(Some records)
···

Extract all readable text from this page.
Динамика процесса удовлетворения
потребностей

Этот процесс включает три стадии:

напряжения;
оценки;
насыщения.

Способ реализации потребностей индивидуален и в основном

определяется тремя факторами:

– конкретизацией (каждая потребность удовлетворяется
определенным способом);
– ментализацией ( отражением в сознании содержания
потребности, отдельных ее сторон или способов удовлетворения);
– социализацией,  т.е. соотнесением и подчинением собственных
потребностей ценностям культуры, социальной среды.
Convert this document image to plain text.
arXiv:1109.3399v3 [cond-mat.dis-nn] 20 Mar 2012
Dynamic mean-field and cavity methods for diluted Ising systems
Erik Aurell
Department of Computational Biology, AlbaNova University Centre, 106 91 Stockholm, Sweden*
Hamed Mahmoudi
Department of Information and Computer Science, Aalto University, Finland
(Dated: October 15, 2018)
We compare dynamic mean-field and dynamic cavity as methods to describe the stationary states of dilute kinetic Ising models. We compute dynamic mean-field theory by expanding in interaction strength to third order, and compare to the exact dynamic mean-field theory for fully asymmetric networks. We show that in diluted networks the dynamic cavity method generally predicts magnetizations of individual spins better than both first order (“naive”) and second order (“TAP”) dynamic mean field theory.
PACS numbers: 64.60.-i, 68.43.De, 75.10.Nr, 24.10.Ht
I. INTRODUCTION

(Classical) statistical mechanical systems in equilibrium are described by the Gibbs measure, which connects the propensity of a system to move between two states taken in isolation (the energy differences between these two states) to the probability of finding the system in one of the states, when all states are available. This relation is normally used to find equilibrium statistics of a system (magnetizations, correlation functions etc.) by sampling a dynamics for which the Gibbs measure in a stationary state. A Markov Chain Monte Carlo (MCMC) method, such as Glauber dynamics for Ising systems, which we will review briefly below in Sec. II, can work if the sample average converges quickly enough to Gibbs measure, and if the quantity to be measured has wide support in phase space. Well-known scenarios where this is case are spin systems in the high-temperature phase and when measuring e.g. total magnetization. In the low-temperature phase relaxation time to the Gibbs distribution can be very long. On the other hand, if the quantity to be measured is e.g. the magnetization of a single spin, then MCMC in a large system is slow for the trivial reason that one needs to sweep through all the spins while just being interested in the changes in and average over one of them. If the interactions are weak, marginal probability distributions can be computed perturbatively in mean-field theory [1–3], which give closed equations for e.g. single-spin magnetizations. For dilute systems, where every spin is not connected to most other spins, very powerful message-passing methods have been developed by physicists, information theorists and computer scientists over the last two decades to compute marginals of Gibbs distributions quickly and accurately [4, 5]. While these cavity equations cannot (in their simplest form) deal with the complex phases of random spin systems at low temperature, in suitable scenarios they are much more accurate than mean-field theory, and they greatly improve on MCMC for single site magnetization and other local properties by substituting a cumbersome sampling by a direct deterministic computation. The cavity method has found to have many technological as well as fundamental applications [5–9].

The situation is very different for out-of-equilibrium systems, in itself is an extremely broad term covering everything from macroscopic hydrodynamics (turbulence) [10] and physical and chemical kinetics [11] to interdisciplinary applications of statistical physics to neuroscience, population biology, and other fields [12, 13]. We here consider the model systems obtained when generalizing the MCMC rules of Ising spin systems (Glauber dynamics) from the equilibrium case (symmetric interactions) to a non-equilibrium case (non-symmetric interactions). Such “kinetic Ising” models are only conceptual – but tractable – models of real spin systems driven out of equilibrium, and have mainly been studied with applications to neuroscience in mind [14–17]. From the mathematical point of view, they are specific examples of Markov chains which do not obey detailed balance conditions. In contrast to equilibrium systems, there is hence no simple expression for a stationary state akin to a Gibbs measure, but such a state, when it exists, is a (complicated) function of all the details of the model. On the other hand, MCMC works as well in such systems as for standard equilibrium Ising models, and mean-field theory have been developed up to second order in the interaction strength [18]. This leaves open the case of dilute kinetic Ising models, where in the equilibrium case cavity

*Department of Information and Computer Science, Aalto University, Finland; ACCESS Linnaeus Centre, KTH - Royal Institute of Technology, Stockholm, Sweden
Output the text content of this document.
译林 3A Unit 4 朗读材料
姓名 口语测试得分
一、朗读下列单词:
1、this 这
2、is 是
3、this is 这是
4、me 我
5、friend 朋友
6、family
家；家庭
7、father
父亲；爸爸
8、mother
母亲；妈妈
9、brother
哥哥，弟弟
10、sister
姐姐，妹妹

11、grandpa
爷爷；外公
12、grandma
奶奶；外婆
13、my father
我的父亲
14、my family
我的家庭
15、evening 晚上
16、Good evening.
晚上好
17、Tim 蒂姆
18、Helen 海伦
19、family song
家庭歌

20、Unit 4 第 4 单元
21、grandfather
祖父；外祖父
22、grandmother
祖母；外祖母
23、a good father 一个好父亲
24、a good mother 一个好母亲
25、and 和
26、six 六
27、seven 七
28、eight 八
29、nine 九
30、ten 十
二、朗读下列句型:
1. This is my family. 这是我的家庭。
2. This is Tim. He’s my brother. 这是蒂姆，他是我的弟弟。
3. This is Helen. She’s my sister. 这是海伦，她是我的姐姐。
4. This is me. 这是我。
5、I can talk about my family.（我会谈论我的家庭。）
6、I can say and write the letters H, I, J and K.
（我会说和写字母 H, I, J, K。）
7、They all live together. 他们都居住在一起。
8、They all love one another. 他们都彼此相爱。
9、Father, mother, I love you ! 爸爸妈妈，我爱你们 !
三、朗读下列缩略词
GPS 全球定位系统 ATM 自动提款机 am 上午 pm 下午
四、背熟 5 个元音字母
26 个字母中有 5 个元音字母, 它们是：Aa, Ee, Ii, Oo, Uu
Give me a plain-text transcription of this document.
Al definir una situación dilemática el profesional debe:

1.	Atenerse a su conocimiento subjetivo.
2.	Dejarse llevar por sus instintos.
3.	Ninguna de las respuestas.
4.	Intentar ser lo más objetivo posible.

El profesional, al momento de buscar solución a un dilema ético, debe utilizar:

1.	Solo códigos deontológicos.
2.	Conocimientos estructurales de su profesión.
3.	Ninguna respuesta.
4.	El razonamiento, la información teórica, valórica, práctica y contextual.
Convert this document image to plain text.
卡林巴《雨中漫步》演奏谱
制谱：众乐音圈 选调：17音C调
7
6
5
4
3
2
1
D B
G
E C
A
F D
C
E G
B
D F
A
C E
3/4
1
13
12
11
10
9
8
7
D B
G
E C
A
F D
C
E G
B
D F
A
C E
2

···

Output each entry precisely as given.

Extract all readable text from this page.
Динамика процесса удовлетворения
потребностей

Этот процесс включает три стадии:

напряжения;
оценки;
насыщения.

Способ реализации потребностей индивидуален и в основном

определяется тремя факторами:

– конкретизацией (каждая потребность удовлетворяется
определенным способом);
– ментализацией ( отражением в сознании содержания
потребности, отдельных ее сторон или способов удовлетворения);
– социализацией,  т.е. соотнесением и подчинением собственных
потребностей ценностям культуры, социальной среды.
Convert this document image to plain text.
arXiv:1109.3399v3 [cond-mat.dis-nn] 20 Mar 2012
Dynamic mean-field and cavity methods for diluted Ising systems
Erik Aurell
Department of Computational Biology, AlbaNova University Centre, 106 91 Stockholm, Sweden*
Hamed Mahmoudi
Department of Information and Computer Science, Aalto University, Finland
(Dated: October 15, 2018)
We compare dynamic mean-field and dynamic cavity as methods to describe the stationary states of dilute kinetic Ising models. We compute dynamic mean-field theory by expanding in interaction strength to third order, and compare to the exact dynamic mean-field theory for fully asymmetric networks. We show that in diluted networks the dynamic cavity method generally predicts magnetizations of individual spins better than both first order (“naive”) and second order (“TAP”) dynamic mean field theory.
PACS numbers: 64.60.-i, 68.43.De, 75.10.Nr, 24.10.Ht
I. INTRODUCTION

(Classical) statistical mechanical systems in equilibrium are described by the Gibbs measure, which connects the propensity of a system to move between two states taken in isolation (the energy differences between these two states) to the probability of finding the system in one of the states, when all states are available. This relation is normally used to find equilibrium statistics of a system (magnetizations, correlation functions etc.) by sampling a dynamics for which the Gibbs measure in a stationary state. A Markov Chain Monte Carlo (MCMC) method, such as Glauber dynamics for Ising systems, which we will review briefly below in Sec. II, can work if the sample average converges quickly enough to Gibbs measure, and if the quantity to be measured has wide support in phase space. Well-known scenarios where this is case are spin systems in the high-temperature phase and when measuring e.g. total magnetization. In the low-temperature phase relaxation time to the Gibbs distribution can be very long. On the other hand, if the quantity to be measured is e.g. the magnetization of a single spin, then MCMC in a large system is slow for the trivial reason that one needs to sweep through all the spins while just being interested in the changes in and average over one of them. If the interactions are weak, marginal probability distributions can be computed perturbatively in mean-field theory [1–3], which give closed equations for e.g. single-spin magnetizations. For dilute systems, where every spin is not connected to most other spins, very powerful message-passing methods have been developed by physicists, information theorists and computer scientists over the last two decades to compute marginals of Gibbs distributions quickly and accurately [4, 5]. While these cavity equations cannot (in their simplest form) deal with the complex phases of random spin systems at low temperature, in suitable scenarios they are much more accurate than mean-field theory, and they greatly improve on MCMC for single site magnetization and other local properties by substituting a cumbersome sampling by a direct deterministic computation. The cavity method has found to have many technological as well as fundamental applications [5–9].

The situation is very different for out-of-equilibrium systems, in itself is an extremely broad term covering everything from macroscopic hydrodynamics (turbulence) [10] and physical and chemical kinetics [11] to interdisciplinary applications of statistical physics to neuroscience, population biology, and other fields [12, 13]. We here consider the model systems obtained when generalizing the MCMC rules of Ising spin systems (Glauber dynamics) from the equilibrium case (symmetric interactions) to a non-equilibrium case (non-symmetric interactions). Such “kinetic Ising” models are only conceptual – but tractable – models of real spin systems driven out of equilibrium, and have mainly been studied with applications to neuroscience in mind [14–17]. From the mathematical point of view, they are specific examples of Markov chains which do not obey detailed balance conditions. In contrast to equilibrium systems, there is hence no simple expression for a stationary state akin to a Gibbs measure, but such a state, when it exists, is a (complicated) function of all the details of the model. On the other hand, MCMC works as well in such systems as for standard equilibrium Ising models, and mean-field theory have been developed up to second order in the interaction strength [18]. This leaves open the case of dilute kinetic Ising models, where in the equilibrium case cavity

*Department of Information and Computer Science, Aalto University, Finland; ACCESS Linnaeus Centre, KTH - Royal Institute of Technology, Stockholm, Sweden
Output the text content of this document.
译林 3A Unit 4 朗读材料
姓名 口语测试得分
一、朗读下列单词:
1、this 这
2、is 是
3、this is 这是
4、me 我
5、friend 朋友
6、family
家；家庭
7、father
父亲；爸爸
8、mother
母亲；妈妈
9、brother
哥哥，弟弟
10、sister
姐姐，妹妹

11、grandpa
爷爷；外公
12、grandma
奶奶；外婆
13、my father
我的父亲
14、my family
我的家庭
15、evening 晚上
16、Good evening.
晚上好
17、Tim 蒂姆
18、Helen 海伦
19、family song
家庭歌

20、Unit 4 第 4 单元
21、grandfather
祖父；外祖父
22、grandmother
祖母；外祖母
23、a good father 一个好父亲
24、a good mother 一个好母亲
25、and 和
26、six 六
27、seven 七
28、eight 八
29、nine 九
30、ten 十
二、朗读下列句型:
1. This is my family. 这是我的家庭。
2. This is Tim. He’s my brother. 这是蒂姆，他是我的弟弟。
3. This is Helen. She’s my sister. 这是海伦，她是我的姐姐。
4. This is me. 这是我。
5、I can talk about my family.（我会谈论我的家庭。）
6、I can say and write the letters H, I, J and K.
（我会说和写字母 H, I, J, K。）
7、They all live together. 他们都居住在一起。
8、They all love one another. 他们都彼此相爱。
9、Father, mother, I love you ! 爸爸妈妈，我爱你们 !
三、朗读下列缩略词
GPS 全球定位系统 ATM 自动提款机 am 上午 pm 下午
四、背熟 5 个元音字母
26 个字母中有 5 个元音字母, 它们是：Aa, Ee, Ii, Oo, Uu
Give me a plain-text transcription of this document.
Al definir una situación dilemática el profesional debe:

1.	Atenerse a su conocimiento subjetivo.
2.	Dejarse llevar por sus instintos.
3.	Ninguna de las respuestas.
4.	Intentar ser lo más objetivo posible.

El profesional, al momento de buscar solución a un dilema ético, debe utilizar:

1.	Solo códigos deontológicos.
2.	Conocimientos estructurales de su profesión.
3.	Ninguna respuesta.
4.	El razonamiento, la información teórica, valórica, práctica y contextual.
Convert this document image to plain text.
卡林巴《雨中漫步》演奏谱
制谱：众乐音圈 选调：17音C调
7
6
5
4
3
2
1
D B
G
E C
A
F D
C
E G
B
D F
A
C E
3/4
1
13
12
11
10
9
8
7
D B
G
E C
A
F D
C
E G
B
D F
A
C E
2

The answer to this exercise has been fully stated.